The task →
State how many lines contain "vọng", and write nothing except that count.

Records to use →
+ + + + + + +

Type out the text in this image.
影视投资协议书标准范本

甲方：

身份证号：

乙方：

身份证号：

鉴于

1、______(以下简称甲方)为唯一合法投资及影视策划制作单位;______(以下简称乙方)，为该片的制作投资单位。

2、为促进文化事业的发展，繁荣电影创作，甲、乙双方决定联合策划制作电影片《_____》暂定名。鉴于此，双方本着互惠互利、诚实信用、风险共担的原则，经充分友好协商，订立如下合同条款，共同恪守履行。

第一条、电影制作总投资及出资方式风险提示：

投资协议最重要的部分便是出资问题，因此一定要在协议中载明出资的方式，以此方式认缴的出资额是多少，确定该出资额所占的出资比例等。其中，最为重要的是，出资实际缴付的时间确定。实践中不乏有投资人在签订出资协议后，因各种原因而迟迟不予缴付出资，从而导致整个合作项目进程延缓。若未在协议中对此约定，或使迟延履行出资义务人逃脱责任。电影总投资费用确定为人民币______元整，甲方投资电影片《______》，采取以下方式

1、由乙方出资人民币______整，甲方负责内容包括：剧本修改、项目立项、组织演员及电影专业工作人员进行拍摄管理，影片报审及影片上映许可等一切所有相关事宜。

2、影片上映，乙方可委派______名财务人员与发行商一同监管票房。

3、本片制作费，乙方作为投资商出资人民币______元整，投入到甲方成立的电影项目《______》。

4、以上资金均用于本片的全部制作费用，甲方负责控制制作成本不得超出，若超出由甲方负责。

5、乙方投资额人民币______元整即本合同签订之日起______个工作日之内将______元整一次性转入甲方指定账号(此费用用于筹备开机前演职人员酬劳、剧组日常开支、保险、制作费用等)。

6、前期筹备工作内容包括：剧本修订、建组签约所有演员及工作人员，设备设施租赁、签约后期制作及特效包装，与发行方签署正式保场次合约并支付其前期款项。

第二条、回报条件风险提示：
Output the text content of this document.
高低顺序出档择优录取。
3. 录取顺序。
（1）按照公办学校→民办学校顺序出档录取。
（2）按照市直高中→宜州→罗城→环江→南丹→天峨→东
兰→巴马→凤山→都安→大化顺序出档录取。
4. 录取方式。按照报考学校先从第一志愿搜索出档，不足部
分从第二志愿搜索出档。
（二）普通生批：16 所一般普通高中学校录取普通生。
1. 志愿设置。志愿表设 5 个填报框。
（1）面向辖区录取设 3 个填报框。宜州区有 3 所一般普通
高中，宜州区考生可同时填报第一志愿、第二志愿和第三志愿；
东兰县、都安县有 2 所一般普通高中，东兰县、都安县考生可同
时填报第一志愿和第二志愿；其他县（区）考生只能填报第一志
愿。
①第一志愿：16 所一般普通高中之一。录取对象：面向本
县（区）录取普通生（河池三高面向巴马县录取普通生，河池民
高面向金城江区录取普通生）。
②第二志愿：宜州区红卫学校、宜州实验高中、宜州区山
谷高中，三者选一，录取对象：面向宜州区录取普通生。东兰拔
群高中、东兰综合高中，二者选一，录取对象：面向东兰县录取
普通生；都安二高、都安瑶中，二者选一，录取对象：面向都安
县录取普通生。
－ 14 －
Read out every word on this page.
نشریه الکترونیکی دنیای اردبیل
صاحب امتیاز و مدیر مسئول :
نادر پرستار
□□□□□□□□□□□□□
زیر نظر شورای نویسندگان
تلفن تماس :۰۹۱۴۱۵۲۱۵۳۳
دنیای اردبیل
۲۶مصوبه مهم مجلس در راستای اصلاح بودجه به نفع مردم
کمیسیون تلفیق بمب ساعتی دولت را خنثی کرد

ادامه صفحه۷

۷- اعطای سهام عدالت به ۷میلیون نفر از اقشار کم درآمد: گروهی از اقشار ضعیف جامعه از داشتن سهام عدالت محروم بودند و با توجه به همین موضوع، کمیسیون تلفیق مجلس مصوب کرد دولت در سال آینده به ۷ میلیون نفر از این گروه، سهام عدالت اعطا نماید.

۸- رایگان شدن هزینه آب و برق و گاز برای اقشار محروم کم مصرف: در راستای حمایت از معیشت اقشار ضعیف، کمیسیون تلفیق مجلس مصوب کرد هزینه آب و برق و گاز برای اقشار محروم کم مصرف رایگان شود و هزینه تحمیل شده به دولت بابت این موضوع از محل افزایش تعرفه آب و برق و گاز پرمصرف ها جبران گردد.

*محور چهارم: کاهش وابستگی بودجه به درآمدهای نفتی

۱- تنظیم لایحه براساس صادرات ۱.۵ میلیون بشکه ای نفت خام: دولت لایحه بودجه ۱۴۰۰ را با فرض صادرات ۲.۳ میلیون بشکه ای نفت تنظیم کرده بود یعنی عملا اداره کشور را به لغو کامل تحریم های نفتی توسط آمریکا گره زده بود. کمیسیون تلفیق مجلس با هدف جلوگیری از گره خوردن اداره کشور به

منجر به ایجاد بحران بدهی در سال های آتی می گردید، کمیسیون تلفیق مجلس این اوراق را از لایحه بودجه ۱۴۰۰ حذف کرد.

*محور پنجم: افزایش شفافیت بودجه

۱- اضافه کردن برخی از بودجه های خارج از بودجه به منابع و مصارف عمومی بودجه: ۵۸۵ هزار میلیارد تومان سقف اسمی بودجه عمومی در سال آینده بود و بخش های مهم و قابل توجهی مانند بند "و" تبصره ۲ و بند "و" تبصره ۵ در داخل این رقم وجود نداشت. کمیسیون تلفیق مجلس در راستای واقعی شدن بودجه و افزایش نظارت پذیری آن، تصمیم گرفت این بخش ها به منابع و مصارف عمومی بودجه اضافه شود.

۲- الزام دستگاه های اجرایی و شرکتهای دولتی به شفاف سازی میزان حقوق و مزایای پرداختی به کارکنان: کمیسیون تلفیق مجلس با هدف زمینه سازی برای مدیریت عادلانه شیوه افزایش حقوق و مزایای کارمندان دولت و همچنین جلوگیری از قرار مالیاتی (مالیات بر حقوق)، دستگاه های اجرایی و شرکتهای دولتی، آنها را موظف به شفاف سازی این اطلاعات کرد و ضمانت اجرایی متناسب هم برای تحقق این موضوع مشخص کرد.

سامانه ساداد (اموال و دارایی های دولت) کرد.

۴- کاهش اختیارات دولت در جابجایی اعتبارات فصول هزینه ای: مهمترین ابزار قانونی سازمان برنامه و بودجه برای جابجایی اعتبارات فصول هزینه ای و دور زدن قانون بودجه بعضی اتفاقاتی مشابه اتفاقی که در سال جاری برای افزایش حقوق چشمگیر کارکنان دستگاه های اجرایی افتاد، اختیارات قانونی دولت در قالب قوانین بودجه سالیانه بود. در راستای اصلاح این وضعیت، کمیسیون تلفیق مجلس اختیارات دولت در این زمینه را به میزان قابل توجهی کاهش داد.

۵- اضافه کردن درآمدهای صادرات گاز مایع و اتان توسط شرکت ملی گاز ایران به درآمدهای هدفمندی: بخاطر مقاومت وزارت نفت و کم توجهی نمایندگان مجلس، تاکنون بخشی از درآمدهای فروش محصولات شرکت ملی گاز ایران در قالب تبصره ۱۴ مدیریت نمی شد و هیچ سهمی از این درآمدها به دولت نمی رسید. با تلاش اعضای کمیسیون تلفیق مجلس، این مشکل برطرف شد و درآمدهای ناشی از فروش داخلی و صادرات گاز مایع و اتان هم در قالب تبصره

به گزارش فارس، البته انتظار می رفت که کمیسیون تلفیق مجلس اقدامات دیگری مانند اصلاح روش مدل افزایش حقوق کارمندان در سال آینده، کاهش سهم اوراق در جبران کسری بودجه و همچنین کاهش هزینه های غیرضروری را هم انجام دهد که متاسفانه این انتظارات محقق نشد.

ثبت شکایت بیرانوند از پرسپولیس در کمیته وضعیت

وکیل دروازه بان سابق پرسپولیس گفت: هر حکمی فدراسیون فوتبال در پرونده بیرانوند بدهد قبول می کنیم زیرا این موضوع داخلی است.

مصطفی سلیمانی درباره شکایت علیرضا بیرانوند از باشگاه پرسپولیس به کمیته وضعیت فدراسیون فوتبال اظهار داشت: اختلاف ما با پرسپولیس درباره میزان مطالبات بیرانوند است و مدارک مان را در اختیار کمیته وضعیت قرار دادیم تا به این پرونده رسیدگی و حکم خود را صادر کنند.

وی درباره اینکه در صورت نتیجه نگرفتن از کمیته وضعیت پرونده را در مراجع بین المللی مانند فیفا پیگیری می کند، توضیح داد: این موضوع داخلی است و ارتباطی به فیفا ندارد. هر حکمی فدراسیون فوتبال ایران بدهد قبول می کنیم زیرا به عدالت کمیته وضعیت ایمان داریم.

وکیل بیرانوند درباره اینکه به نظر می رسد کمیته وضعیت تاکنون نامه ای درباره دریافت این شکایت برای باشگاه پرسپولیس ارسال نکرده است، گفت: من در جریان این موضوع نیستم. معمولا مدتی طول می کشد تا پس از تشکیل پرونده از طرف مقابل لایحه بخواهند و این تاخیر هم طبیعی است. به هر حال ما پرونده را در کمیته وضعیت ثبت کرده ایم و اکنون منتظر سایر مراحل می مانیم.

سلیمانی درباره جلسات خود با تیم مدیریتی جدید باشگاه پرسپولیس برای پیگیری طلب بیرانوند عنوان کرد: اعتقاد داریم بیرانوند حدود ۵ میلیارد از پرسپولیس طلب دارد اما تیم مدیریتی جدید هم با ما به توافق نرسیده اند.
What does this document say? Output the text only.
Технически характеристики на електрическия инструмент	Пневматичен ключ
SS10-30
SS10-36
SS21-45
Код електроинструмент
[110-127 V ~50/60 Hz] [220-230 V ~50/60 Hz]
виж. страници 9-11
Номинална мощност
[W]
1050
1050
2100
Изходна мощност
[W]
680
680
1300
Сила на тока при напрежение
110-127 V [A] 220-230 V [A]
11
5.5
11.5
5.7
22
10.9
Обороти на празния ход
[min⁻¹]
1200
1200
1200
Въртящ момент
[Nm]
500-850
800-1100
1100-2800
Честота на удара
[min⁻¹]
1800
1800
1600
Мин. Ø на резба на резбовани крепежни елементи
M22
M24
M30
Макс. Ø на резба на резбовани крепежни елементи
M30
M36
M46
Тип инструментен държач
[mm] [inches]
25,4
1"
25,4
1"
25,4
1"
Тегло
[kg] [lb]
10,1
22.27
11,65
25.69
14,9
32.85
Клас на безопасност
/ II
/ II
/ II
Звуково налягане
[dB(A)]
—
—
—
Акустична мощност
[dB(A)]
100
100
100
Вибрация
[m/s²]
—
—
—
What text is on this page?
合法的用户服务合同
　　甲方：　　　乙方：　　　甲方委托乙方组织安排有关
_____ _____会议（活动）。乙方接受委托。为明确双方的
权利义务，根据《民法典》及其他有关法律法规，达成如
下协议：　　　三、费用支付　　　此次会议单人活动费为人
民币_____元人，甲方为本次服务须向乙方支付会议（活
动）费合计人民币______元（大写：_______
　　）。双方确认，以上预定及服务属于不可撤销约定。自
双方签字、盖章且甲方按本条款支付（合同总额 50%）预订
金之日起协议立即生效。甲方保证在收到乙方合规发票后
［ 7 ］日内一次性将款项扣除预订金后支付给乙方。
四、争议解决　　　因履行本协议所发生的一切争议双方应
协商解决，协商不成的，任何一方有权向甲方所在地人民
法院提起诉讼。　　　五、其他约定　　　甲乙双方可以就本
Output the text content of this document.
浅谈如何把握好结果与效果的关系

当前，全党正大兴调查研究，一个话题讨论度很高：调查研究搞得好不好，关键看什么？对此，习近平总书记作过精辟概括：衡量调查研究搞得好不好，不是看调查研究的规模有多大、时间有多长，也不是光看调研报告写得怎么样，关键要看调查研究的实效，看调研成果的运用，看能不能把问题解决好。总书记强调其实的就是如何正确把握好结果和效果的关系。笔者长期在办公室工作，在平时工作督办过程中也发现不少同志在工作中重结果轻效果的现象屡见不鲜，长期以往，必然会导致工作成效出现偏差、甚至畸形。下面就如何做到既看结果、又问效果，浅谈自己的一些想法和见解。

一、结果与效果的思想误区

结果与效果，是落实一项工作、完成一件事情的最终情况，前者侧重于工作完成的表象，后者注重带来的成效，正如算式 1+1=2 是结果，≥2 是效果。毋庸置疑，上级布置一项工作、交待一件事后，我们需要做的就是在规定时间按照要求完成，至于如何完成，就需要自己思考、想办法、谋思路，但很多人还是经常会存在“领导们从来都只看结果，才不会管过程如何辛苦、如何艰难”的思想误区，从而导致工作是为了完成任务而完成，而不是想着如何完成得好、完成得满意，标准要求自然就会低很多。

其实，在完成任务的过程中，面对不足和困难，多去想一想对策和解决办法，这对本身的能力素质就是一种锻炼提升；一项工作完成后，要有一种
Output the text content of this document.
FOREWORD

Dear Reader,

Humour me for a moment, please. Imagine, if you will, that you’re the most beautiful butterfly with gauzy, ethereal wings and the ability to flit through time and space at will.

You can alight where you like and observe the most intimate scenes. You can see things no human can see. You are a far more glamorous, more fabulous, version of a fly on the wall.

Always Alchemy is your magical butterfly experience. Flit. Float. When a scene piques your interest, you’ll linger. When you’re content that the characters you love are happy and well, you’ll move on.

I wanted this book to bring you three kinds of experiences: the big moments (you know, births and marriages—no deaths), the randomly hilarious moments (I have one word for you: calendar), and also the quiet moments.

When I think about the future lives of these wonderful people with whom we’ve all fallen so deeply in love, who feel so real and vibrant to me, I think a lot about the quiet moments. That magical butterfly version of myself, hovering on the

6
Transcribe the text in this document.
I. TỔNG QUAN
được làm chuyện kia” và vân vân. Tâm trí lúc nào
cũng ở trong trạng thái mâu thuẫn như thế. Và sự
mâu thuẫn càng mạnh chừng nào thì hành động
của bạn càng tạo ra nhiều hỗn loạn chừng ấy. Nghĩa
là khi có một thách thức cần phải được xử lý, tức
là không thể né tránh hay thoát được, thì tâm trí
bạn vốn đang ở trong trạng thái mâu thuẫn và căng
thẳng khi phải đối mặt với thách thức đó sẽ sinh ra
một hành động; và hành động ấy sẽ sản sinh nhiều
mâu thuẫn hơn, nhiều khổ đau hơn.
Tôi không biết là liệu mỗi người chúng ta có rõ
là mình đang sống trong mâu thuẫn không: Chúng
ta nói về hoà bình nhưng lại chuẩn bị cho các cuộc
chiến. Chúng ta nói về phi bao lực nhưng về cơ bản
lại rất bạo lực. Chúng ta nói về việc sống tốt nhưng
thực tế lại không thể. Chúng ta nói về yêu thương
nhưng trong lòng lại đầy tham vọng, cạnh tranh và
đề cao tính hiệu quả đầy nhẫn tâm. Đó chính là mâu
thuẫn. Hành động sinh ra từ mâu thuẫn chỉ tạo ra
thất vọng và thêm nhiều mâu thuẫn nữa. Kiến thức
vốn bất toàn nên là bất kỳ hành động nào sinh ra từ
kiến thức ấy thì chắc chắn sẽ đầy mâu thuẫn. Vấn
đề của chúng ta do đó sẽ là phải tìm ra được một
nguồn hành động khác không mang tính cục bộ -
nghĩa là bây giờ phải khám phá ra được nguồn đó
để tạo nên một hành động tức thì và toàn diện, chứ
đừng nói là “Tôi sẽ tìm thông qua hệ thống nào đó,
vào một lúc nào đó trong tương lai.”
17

+ + + + + + +

Answer to the problem →
2